Stored items
###

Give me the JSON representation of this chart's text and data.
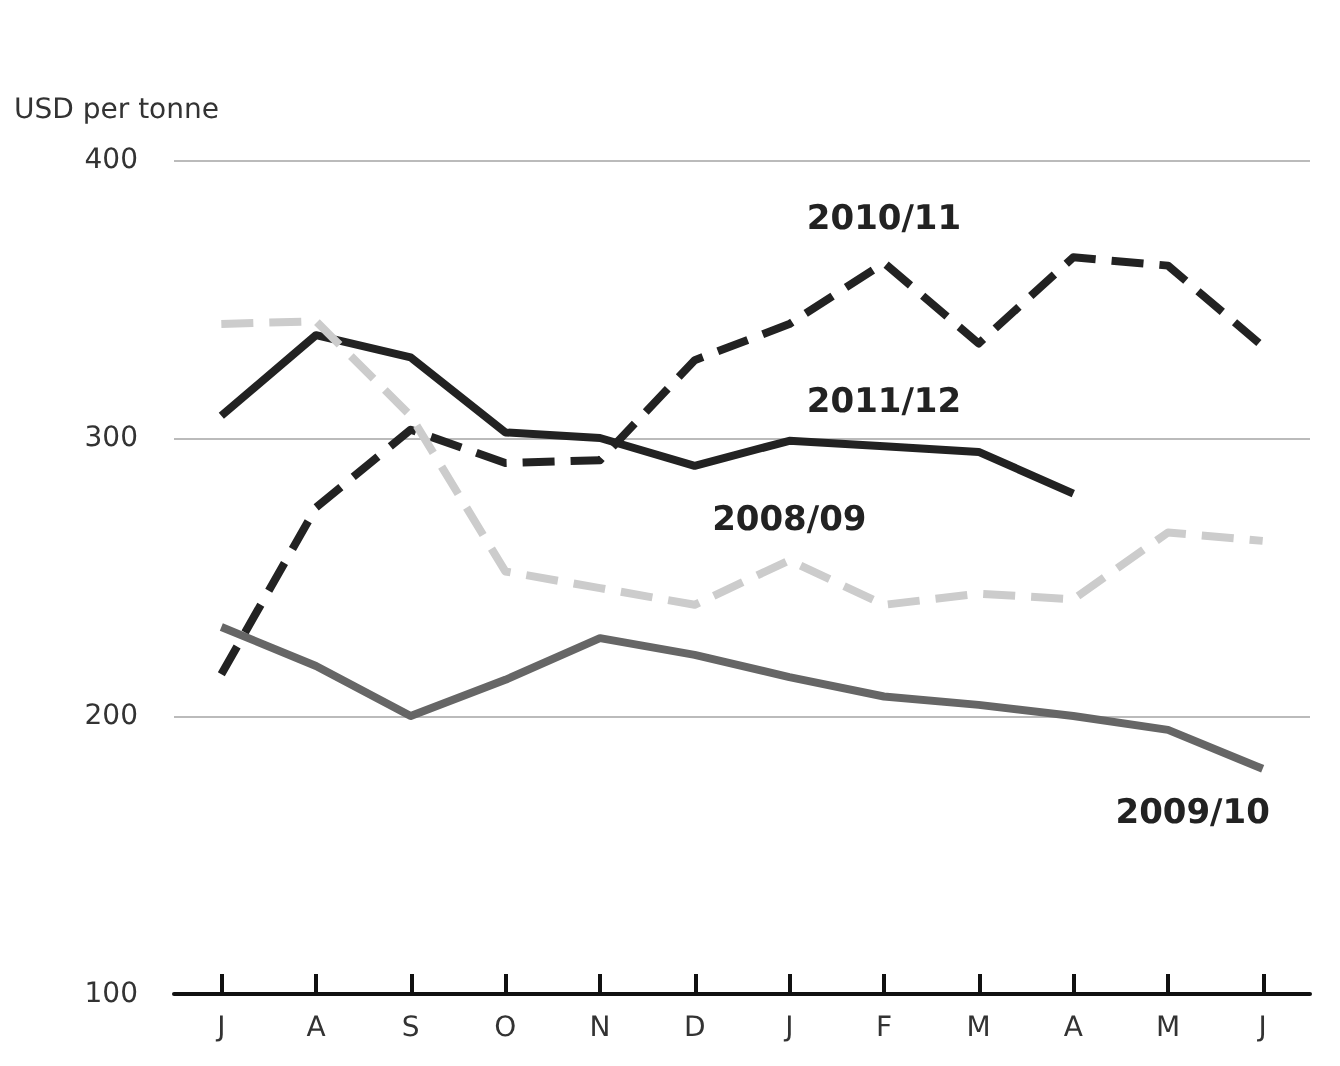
{
  "chart_data": {
    "type": "line",
    "ylabel": "USD per tonne",
    "categories": [
      "J",
      "A",
      "S",
      "O",
      "N",
      "D",
      "J",
      "F",
      "M",
      "A",
      "M",
      "J"
    ],
    "series": [
      {
        "name": "2010/11",
        "color": "#222222",
        "line_style": "dashed",
        "values": [
          215,
          275,
          303,
          291,
          292,
          328,
          341,
          363,
          334,
          365,
          362,
          333
        ]
      },
      {
        "name": "2011/12",
        "color": "#222222",
        "line_style": "solid",
        "values": [
          308,
          337,
          329,
          302,
          300,
          290,
          299,
          297,
          295,
          280,
          null,
          null
        ]
      },
      {
        "name": "2008/09",
        "color": "#cccccc",
        "line_style": "dashed",
        "values": [
          341,
          342,
          308,
          252,
          246,
          240,
          256,
          240,
          244,
          242,
          266,
          263
        ]
      },
      {
        "name": "2009/10",
        "color": "#666666",
        "line_style": "solid",
        "values": [
          232,
          218,
          200,
          213,
          228,
          222,
          214,
          207,
          204,
          200,
          195,
          181
        ]
      }
    ],
    "ylim": [
      100,
      400
    ],
    "yticks": [
      100,
      200,
      300,
      400
    ],
    "grid": "y",
    "legend": false,
    "marker": "none"
  }
}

###

Problem requirements
Copy the data character for character, but drop all pictures from the copy.

The answer
Give me the JSON representation of this chart's text and data.
{
  "chart_data": {
    "type": "line",
    "ylabel": "USD per tonne",
    "categories": [
      "J",
      "A",
      "S",
      "O",
      "N",
      "D",
      "J",
      "F",
      "M",
      "A",
      "M",
      "J"
    ],
    "series": [
      {
        "name": "2010/11",
        "color": "#222222",
        "line_style": "dashed",
        "values": [
          215,
          275,
          303,
          291,
          292,
          328,
          341,
          363,
          334,
          365,
          362,
          333
        ]
      },
      {
        "name": "2011/12",
        "color": "#222222",
        "line_style": "solid",
        "values": [
          308,
          337,
          329,
          302,
          300,
          290,
          299,
          297,
          295,
          280,
          null,
          null
        ]
      },
      {
        "name": "2008/09",
        "color": "#cccccc",
        "line_style": "dashed",
        "values": [
          341,
          342,
          308,
          252,
          246,
          240,
          256,
          240,
          244,
          242,
          266,
          263
        ]
      },
      {
        "name": "2009/10",
        "color": "#666666",
        "line_style": "solid",
        "values": [
          232,
          218,
          200,
          213,
          228,
          222,
          214,
          207,
          204,
          200,
          195,
          181
        ]
      }
    ],
    "ylim": [
      100,
      400
    ],
    "yticks": [
      100,
      200,
      300,
      400
    ],
    "grid": "y",
    "legend": false,
    "marker": "none"
  }
}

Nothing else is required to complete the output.